**Required task**
Transcribe every line of the listing below without any deviation.

Dataset records:
____
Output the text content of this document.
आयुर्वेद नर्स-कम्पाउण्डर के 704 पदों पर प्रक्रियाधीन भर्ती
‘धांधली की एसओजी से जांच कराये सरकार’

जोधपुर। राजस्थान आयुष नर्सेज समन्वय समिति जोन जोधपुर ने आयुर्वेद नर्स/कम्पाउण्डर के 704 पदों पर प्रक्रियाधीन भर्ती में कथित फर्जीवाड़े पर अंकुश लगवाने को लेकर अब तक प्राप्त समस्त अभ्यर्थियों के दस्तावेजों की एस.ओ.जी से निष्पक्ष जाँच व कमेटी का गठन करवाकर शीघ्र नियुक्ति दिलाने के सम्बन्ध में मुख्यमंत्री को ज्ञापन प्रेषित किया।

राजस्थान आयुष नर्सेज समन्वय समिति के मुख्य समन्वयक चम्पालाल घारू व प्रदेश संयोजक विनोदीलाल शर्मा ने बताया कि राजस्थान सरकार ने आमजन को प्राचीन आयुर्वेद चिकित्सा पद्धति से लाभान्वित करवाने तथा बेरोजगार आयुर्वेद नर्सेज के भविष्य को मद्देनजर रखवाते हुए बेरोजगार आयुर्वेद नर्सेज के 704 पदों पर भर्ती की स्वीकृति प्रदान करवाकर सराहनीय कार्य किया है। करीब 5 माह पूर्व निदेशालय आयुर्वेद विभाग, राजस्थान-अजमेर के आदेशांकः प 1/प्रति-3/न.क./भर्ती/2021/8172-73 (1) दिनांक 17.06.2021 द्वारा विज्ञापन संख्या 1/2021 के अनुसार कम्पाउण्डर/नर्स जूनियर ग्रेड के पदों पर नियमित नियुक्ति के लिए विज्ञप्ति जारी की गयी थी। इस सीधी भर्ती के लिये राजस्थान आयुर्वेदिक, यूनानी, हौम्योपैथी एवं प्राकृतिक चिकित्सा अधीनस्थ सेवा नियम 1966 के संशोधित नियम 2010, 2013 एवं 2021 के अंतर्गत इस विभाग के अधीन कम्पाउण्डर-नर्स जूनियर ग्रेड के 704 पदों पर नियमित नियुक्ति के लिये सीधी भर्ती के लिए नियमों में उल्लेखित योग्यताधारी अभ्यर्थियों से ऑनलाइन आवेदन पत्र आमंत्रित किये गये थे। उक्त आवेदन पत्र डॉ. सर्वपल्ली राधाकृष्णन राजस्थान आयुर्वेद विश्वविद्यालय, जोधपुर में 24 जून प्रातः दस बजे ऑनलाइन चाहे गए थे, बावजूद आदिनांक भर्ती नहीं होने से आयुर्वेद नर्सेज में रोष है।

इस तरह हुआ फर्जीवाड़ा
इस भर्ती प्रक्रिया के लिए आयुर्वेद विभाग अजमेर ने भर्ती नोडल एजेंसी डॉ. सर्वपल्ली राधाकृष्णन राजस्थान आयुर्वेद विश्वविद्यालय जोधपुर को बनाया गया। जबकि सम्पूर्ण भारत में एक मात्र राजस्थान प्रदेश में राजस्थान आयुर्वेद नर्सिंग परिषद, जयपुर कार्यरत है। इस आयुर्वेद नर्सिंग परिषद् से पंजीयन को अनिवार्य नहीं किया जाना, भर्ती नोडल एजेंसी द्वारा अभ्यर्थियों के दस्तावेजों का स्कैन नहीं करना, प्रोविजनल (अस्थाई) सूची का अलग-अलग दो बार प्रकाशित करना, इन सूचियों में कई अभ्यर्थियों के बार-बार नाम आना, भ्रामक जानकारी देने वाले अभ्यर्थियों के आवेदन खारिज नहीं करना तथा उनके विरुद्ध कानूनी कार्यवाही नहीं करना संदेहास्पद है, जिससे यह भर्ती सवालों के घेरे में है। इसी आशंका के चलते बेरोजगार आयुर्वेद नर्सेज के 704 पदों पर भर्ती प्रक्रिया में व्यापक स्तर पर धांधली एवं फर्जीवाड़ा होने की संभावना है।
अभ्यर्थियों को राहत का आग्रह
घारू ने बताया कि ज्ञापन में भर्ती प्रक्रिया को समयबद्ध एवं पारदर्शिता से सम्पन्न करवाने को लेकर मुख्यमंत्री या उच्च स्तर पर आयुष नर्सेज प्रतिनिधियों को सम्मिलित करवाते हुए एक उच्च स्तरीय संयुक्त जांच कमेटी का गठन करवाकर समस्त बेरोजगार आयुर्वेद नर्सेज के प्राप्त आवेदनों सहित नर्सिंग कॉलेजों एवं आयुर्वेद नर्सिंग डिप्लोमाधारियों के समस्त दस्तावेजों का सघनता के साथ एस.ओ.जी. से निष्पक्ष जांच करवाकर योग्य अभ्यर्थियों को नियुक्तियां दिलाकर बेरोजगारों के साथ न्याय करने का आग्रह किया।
____
**Task output**
Output the text content of this document.
आयुर्वेद नर्स-कम्पाउण्डर के 704 पदों पर प्रक्रियाधीन भर्ती
‘धांधली की एसओजी से जांच कराये सरकार’

जोधपुर। राजस्थान आयुष नर्सेज समन्वय समिति जोन जोधपुर ने आयुर्वेद नर्स/कम्पाउण्डर के 704 पदों पर प्रक्रियाधीन भर्ती में कथित फर्जीवाड़े पर अंकुश लगवाने को लेकर अब तक प्राप्त समस्त अभ्यर्थियों के दस्तावेजों की एस.ओ.जी से निष्पक्ष जाँच व कमेटी का गठन करवाकर शीघ्र नियुक्ति दिलाने के सम्बन्ध में मुख्यमंत्री को ज्ञापन प्रेषित किया।

राजस्थान आयुष नर्सेज समन्वय समिति के मुख्य समन्वयक चम्पालाल घारू व प्रदेश संयोजक विनोदीलाल शर्मा ने बताया कि राजस्थान सरकार ने आमजन को प्राचीन आयुर्वेद चिकित्सा पद्धति से लाभान्वित करवाने तथा बेरोजगार आयुर्वेद नर्सेज के भविष्य को मद्देनजर रखवाते हुए बेरोजगार आयुर्वेद नर्सेज के 704 पदों पर भर्ती की स्वीकृति प्रदान करवाकर सराहनीय कार्य किया है। करीब 5 माह पूर्व निदेशालय आयुर्वेद विभाग, राजस्थान-अजमेर के आदेशांकः प 1/प्रति-3/न.क./भर्ती/2021/8172-73 (1) दिनांक 17.06.2021 द्वारा विज्ञापन संख्या 1/2021 के अनुसार कम्पाउण्डर/नर्स जूनियर ग्रेड के पदों पर नियमित नियुक्ति के लिए विज्ञप्ति जारी की गयी थी। इस सीधी भर्ती के लिये राजस्थान आयुर्वेदिक, यूनानी, हौम्योपैथी एवं प्राकृतिक चिकित्सा अधीनस्थ सेवा नियम 1966 के संशोधित नियम 2010, 2013 एवं 2021 के अंतर्गत इस विभाग के अधीन कम्पाउण्डर-नर्स जूनियर ग्रेड के 704 पदों पर नियमित नियुक्ति के लिये सीधी भर्ती के लिए नियमों में उल्लेखित योग्यताधारी अभ्यर्थियों से ऑनलाइन आवेदन पत्र आमंत्रित किये गये थे। उक्त आवेदन पत्र डॉ. सर्वपल्ली राधाकृष्णन राजस्थान आयुर्वेद विश्वविद्यालय, जोधपुर में 24 जून प्रातः दस बजे ऑनलाइन चाहे गए थे, बावजूद आदिनांक भर्ती नहीं होने से आयुर्वेद नर्सेज में रोष है।

इस तरह हुआ फर्जीवाड़ा
इस भर्ती प्रक्रिया के लिए आयुर्वेद विभाग अजमेर ने भर्ती नोडल एजेंसी डॉ. सर्वपल्ली राधाकृष्णन राजस्थान आयुर्वेद विश्वविद्यालय जोधपुर को बनाया गया। जबकि सम्पूर्ण भारत में एक मात्र राजस्थान प्रदेश में राजस्थान आयुर्वेद नर्सिंग परिषद, जयपुर कार्यरत है। इस आयुर्वेद नर्सिंग परिषद् से पंजीयन को अनिवार्य नहीं किया जाना, भर्ती नोडल एजेंसी द्वारा अभ्यर्थियों के दस्तावेजों का स्कैन नहीं करना, प्रोविजनल (अस्थाई) सूची का अलग-अलग दो बार प्रकाशित करना, इन सूचियों में कई अभ्यर्थियों के बार-बार नाम आना, भ्रामक जानकारी देने वाले अभ्यर्थियों के आवेदन खारिज नहीं करना तथा उनके विरुद्ध कानूनी कार्यवाही नहीं करना संदेहास्पद है, जिससे यह भर्ती सवालों के घेरे में है। इसी आशंका के चलते बेरोजगार आयुर्वेद नर्सेज के 704 पदों पर भर्ती प्रक्रिया में व्यापक स्तर पर धांधली एवं फर्जीवाड़ा होने की संभावना है।
अभ्यर्थियों को राहत का आग्रह
घारू ने बताया कि ज्ञापन में भर्ती प्रक्रिया को समयबद्ध एवं पारदर्शिता से सम्पन्न करवाने को लेकर मुख्यमंत्री या उच्च स्तर पर आयुष नर्सेज प्रतिनिधियों को सम्मिलित करवाते हुए एक उच्च स्तरीय संयुक्त जांच कमेटी का गठन करवाकर समस्त बेरोजगार आयुर्वेद नर्सेज के प्राप्त आवेदनों सहित नर्सिंग कॉलेजों एवं आयुर्वेद नर्सिंग डिप्लोमाधारियों के समस्त दस्तावेजों का सघनता के साथ एस.ओ.जी. से निष्पक्ष जांच करवाकर योग्य अभ्यर्थियों को नियुक्तियां दिलाकर बेरोजगारों के साथ न्याय करने का आग्रह किया।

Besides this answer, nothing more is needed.